* **Items**:
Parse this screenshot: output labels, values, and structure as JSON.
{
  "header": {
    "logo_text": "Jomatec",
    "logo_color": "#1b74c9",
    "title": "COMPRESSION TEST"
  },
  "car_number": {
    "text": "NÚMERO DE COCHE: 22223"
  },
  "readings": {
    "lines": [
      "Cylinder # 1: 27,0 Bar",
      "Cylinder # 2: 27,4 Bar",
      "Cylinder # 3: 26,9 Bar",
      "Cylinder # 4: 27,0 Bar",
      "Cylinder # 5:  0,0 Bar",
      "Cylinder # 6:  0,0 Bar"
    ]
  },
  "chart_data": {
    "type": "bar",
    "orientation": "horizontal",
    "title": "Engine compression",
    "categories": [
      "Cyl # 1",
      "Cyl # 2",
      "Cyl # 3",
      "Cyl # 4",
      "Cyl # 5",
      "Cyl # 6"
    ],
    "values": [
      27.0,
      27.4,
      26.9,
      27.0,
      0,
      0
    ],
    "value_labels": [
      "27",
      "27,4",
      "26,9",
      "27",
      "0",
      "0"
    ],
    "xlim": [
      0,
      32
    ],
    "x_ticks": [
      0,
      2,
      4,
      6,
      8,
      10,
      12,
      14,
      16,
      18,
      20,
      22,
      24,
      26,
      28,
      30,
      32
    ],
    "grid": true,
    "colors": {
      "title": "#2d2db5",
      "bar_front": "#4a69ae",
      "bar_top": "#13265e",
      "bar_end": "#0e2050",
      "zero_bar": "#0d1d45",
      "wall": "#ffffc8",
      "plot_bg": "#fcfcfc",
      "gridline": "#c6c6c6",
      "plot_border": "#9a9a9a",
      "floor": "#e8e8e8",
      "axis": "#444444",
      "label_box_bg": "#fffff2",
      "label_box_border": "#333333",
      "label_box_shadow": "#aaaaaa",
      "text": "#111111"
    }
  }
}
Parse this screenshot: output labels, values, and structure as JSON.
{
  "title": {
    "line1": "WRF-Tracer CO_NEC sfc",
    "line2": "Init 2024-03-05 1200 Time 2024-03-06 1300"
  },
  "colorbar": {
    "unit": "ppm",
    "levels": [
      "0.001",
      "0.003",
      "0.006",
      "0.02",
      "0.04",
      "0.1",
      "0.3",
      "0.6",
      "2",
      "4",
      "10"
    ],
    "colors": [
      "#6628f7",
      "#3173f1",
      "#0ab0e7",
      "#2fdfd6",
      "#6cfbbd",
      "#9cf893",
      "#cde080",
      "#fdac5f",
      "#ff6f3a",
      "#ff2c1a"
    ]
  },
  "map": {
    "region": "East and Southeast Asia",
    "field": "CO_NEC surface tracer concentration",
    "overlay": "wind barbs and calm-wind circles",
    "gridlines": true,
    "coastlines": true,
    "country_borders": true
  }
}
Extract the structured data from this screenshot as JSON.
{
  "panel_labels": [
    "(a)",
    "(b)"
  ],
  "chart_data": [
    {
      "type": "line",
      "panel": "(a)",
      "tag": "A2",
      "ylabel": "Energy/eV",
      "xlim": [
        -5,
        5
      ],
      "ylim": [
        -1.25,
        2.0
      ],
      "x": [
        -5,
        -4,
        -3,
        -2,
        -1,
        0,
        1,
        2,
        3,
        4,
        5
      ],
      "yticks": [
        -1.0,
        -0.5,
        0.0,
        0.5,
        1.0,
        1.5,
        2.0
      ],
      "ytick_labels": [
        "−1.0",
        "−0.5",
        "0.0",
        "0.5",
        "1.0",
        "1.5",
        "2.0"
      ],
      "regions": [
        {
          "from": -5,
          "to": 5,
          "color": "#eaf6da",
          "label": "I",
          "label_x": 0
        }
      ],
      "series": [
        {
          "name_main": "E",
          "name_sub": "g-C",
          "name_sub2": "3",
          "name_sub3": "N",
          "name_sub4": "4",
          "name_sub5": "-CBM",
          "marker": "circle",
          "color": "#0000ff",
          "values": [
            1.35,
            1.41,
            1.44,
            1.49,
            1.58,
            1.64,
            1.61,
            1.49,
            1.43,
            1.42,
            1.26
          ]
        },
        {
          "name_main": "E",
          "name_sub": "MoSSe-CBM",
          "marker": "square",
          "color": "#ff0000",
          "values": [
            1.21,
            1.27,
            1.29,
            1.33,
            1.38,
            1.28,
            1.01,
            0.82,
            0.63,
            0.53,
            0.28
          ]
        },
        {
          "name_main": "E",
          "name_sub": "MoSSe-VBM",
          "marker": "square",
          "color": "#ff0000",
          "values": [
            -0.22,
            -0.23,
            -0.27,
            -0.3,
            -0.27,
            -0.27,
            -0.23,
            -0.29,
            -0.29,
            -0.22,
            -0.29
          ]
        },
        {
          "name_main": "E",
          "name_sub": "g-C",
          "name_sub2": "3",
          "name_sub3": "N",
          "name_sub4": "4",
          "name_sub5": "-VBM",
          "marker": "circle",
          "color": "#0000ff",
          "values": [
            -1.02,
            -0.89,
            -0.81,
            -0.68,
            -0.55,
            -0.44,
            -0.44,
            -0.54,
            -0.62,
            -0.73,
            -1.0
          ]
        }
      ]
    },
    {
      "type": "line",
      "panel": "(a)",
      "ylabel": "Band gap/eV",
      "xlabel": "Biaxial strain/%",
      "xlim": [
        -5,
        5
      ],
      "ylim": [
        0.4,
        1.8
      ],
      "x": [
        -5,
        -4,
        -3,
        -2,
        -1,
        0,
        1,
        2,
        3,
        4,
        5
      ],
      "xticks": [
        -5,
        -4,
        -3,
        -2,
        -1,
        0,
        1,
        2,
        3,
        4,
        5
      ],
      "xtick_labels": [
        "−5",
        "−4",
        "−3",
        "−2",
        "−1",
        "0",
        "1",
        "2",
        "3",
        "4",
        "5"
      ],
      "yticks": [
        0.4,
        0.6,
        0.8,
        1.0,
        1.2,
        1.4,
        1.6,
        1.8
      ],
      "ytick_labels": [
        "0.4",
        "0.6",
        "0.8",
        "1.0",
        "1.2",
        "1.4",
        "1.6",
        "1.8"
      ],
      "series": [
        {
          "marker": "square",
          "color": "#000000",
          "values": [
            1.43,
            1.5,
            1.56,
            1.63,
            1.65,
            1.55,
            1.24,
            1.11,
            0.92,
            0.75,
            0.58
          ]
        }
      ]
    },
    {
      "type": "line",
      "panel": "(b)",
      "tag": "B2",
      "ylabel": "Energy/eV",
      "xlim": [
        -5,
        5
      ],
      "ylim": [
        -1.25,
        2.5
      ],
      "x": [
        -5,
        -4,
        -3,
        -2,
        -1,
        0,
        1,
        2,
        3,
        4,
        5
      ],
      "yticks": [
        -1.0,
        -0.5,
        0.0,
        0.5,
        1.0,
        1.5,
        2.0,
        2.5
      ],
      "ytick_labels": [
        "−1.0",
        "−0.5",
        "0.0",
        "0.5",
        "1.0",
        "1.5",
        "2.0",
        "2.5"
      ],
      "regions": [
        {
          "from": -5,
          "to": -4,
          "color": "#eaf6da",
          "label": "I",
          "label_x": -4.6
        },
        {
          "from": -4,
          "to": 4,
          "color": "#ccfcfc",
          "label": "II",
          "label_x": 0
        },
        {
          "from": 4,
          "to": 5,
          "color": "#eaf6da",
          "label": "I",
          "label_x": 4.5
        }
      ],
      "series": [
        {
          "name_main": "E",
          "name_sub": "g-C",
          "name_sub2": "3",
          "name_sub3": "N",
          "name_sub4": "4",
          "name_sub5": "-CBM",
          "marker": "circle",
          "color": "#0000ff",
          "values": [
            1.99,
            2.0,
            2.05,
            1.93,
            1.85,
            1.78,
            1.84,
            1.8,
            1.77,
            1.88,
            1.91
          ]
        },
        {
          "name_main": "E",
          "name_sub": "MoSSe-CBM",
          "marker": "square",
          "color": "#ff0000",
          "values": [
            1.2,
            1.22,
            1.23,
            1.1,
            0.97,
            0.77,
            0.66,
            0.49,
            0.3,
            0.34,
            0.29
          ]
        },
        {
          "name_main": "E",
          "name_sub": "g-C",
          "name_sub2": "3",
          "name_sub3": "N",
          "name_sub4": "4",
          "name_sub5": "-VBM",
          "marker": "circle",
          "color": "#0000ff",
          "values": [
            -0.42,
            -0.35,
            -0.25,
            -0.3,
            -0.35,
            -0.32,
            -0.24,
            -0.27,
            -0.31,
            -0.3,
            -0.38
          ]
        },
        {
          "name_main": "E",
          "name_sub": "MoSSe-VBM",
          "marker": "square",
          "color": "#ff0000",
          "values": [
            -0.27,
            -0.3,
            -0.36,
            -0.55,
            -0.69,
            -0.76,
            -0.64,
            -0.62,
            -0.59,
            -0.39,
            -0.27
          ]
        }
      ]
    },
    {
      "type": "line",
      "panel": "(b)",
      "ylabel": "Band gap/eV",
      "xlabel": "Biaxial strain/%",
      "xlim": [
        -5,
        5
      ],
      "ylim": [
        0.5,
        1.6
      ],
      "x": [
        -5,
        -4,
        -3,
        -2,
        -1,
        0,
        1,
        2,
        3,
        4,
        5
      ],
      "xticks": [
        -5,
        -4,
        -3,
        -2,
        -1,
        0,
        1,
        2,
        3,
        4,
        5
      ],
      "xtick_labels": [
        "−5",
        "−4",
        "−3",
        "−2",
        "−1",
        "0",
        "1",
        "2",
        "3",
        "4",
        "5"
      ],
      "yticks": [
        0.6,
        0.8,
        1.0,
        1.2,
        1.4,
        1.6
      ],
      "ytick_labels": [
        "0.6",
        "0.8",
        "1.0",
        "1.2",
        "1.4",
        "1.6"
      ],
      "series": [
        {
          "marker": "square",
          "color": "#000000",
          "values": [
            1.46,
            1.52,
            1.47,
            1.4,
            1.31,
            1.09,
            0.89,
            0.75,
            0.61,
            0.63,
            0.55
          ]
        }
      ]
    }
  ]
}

* **Task to complete**: Out of the preceding entries, pull every line containing the string "from".

* **Output of the task**:
Extract the structured data from this screenshot as JSON.
          "from": -5,
          "from": -5,
          "from": -4,
          "from": 4,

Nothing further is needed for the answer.